---------- Items

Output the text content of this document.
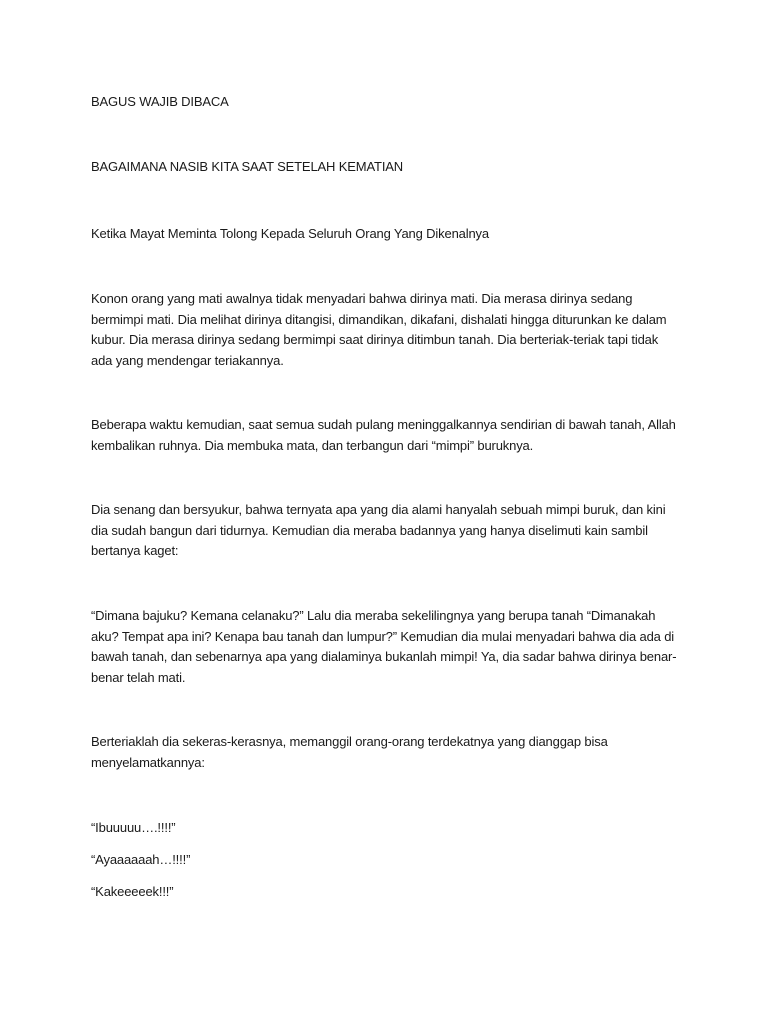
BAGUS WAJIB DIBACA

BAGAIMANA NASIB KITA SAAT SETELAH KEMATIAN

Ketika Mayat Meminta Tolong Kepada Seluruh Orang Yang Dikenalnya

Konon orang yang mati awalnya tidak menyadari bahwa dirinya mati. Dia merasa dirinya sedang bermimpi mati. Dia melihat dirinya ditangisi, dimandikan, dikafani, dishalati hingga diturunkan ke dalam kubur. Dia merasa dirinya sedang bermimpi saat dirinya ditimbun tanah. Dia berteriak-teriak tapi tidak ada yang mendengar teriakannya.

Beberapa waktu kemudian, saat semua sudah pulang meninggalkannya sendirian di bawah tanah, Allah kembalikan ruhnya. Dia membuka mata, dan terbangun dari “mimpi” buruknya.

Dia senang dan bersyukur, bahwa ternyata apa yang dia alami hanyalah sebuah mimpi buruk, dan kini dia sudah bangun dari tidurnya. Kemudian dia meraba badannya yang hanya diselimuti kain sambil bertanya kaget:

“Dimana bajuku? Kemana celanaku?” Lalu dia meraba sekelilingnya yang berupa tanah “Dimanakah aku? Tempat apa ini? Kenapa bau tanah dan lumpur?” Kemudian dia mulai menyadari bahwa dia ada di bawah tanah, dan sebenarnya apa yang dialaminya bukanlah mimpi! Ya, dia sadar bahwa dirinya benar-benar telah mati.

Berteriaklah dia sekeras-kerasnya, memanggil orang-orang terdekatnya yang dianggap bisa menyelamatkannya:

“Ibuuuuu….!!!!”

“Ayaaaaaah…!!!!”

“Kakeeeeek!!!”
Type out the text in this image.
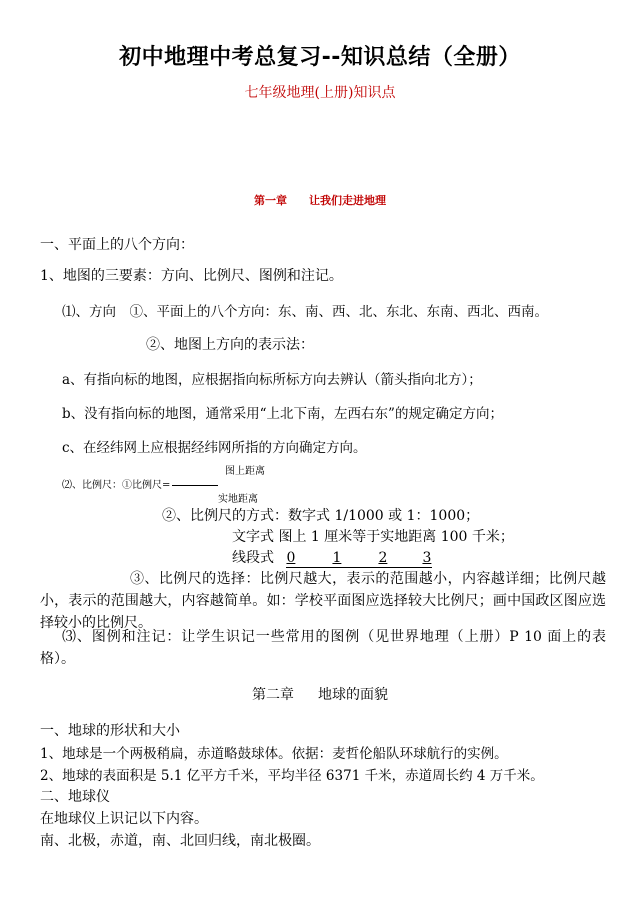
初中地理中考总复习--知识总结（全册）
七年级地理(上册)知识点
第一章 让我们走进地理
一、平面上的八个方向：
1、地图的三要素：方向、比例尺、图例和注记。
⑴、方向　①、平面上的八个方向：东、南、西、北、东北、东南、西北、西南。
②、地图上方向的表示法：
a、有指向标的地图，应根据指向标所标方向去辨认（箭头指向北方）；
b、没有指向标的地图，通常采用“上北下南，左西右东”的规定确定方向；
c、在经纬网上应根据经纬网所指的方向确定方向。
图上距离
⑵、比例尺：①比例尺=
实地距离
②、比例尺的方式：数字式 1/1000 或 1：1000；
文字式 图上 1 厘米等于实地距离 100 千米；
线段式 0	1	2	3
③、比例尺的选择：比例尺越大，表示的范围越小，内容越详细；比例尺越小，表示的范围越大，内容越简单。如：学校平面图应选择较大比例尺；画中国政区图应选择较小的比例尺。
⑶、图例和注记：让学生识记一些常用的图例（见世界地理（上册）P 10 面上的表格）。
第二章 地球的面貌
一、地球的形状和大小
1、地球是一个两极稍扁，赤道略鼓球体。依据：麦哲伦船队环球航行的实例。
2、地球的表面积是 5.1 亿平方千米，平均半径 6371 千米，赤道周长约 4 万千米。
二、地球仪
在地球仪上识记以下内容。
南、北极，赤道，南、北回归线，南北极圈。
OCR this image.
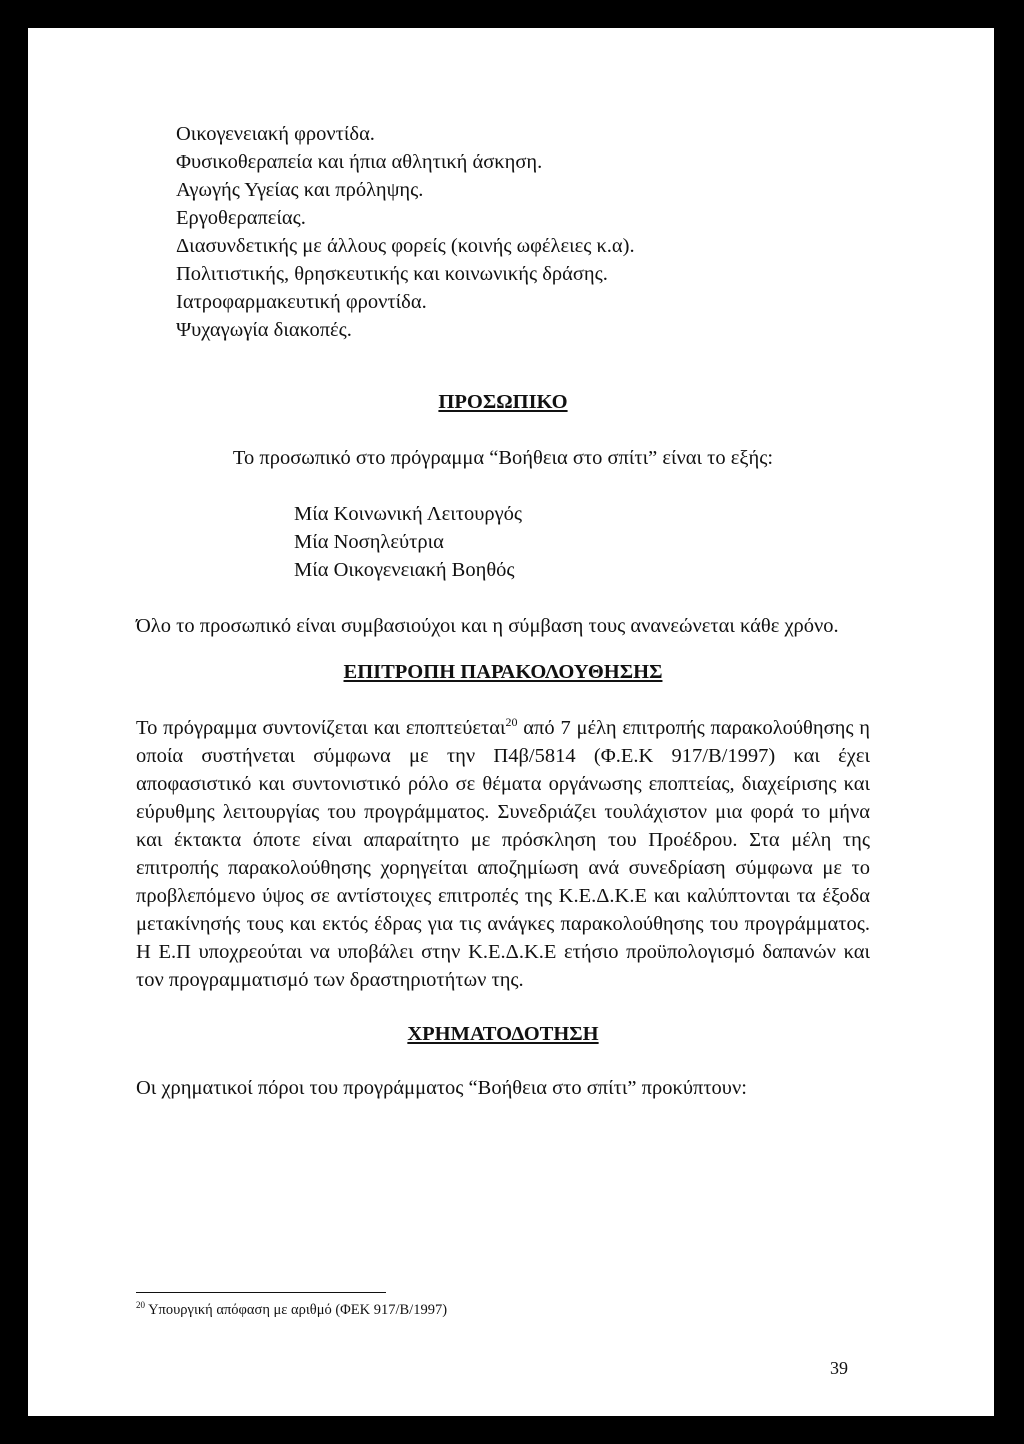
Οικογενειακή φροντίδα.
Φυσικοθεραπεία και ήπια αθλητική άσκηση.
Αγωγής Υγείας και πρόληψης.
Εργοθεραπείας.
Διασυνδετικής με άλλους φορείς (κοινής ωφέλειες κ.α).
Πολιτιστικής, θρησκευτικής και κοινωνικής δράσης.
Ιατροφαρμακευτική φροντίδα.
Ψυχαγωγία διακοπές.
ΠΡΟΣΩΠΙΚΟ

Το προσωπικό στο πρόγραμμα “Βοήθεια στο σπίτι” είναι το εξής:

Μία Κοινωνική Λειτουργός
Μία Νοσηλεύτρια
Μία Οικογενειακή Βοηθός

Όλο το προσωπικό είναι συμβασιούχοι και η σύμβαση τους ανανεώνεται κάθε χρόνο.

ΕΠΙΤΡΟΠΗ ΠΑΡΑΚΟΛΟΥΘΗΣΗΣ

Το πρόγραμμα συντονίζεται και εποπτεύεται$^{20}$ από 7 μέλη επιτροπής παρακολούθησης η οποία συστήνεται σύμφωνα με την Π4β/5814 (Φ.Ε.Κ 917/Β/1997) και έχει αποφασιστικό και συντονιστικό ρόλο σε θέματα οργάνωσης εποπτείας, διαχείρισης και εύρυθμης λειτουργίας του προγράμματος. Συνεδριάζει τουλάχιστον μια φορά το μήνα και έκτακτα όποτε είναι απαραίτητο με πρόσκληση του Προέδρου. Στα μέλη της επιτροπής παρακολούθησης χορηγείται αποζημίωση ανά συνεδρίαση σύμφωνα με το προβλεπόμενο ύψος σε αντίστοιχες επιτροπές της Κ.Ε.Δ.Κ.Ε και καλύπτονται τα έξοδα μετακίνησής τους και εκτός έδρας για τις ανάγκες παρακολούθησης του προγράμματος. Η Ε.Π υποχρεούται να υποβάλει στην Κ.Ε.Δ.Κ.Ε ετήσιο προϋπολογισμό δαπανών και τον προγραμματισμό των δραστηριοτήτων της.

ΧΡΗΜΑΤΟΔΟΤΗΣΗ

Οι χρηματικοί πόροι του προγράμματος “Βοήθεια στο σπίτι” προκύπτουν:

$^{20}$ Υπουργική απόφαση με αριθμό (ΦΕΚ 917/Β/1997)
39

--------------------

Task objective: Scan the records above for the string "είναι", then select every line that holds it.

Complete response:
Το προσωπικό στο πρόγραμμα “Βοήθεια στο σπίτι” είναι το εξής:
Όλο το προσωπικό είναι συμβασιούχοι και η σύμβαση τους ανανεώνεται κάθε χρόνο.
Το πρόγραμμα συντονίζεται και εποπτεύεται$^{20}$ από 7 μέλη επιτροπής παρακολούθησης η οποία συστήνεται σύμφωνα με την Π4β/5814 (Φ.Ε.Κ 917/Β/1997) και έχει αποφασιστικό και συντονιστικό ρόλο σε θέματα οργάνωσης εποπτείας, διαχείρισης και εύρυθμης λειτουργίας του προγράμματος. Συνεδριάζει τουλάχιστον μια φορά το μήνα και έκτακτα όποτε είναι απαραίτητο με πρόσκληση του Προέδρου. Στα μέλη της επιτροπής παρακολούθησης χορηγείται αποζημίωση ανά συνεδρίαση σύμφωνα με το προβλεπόμενο ύψος σε αντίστοιχες επιτροπές της Κ.Ε.Δ.Κ.Ε και καλύπτονται τα έξοδα μετακίνησής τους και εκτός έδρας για τις ανάγκες παρακολούθησης του προγράμματος. Η Ε.Π υποχρεούται να υποβάλει στην Κ.Ε.Δ.Κ.Ε ετήσιο προϋπολογισμό δαπανών και τον προγραμματισμό των δραστηριοτήτων της.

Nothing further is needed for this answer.